-- Start of Input --
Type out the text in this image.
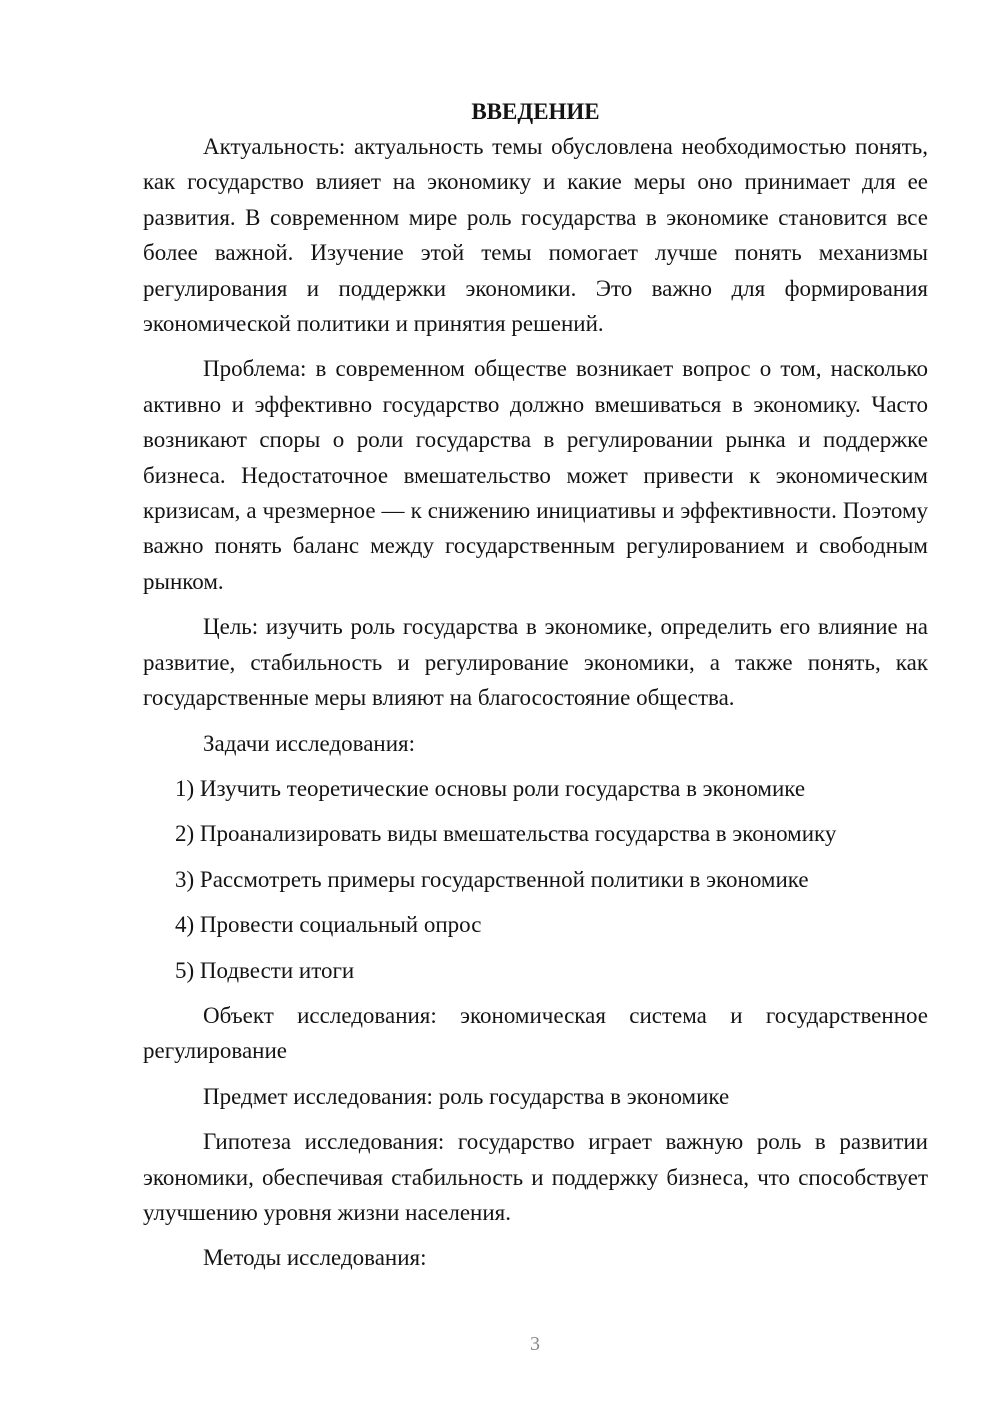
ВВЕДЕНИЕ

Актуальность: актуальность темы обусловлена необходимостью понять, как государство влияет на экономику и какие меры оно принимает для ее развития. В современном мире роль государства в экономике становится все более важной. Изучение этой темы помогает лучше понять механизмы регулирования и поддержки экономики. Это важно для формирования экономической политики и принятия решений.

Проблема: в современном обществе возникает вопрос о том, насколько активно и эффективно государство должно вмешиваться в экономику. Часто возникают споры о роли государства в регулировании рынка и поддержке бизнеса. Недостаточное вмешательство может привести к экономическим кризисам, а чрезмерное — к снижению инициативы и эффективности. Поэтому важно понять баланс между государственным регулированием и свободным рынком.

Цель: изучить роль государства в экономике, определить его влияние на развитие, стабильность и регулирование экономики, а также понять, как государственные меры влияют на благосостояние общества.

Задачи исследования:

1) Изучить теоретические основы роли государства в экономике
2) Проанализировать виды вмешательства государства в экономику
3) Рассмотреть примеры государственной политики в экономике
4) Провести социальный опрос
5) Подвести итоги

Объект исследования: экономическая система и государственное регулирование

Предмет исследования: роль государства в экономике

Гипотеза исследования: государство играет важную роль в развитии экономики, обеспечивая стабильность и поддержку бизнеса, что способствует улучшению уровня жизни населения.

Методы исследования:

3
-- End of Input --
■ What needs to be done ■
Exclude every picture and copy the remaining data exactly.

■ Output of the exercise ■
Type out the text in this image.
ВВЕДЕНИЕ

Актуальность: актуальность темы обусловлена необходимостью понять, как государство влияет на экономику и какие меры оно принимает для ее развития. В современном мире роль государства в экономике становится все более важной. Изучение этой темы помогает лучше понять механизмы регулирования и поддержки экономики. Это важно для формирования экономической политики и принятия решений.

Проблема: в современном обществе возникает вопрос о том, насколько активно и эффективно государство должно вмешиваться в экономику. Часто возникают споры о роли государства в регулировании рынка и поддержке бизнеса. Недостаточное вмешательство может привести к экономическим кризисам, а чрезмерное — к снижению инициативы и эффективности. Поэтому важно понять баланс между государственным регулированием и свободным рынком.

Цель: изучить роль государства в экономике, определить его влияние на развитие, стабильность и регулирование экономики, а также понять, как государственные меры влияют на благосостояние общества.

Задачи исследования:

1) Изучить теоретические основы роли государства в экономике
2) Проанализировать виды вмешательства государства в экономику
3) Рассмотреть примеры государственной политики в экономике
4) Провести социальный опрос
5) Подвести итоги

Объект исследования: экономическая система и государственное регулирование

Предмет исследования: роль государства в экономике

Гипотеза исследования: государство играет важную роль в развитии экономики, обеспечивая стабильность и поддержку бизнеса, что способствует улучшению уровня жизни населения.

Методы исследования:

3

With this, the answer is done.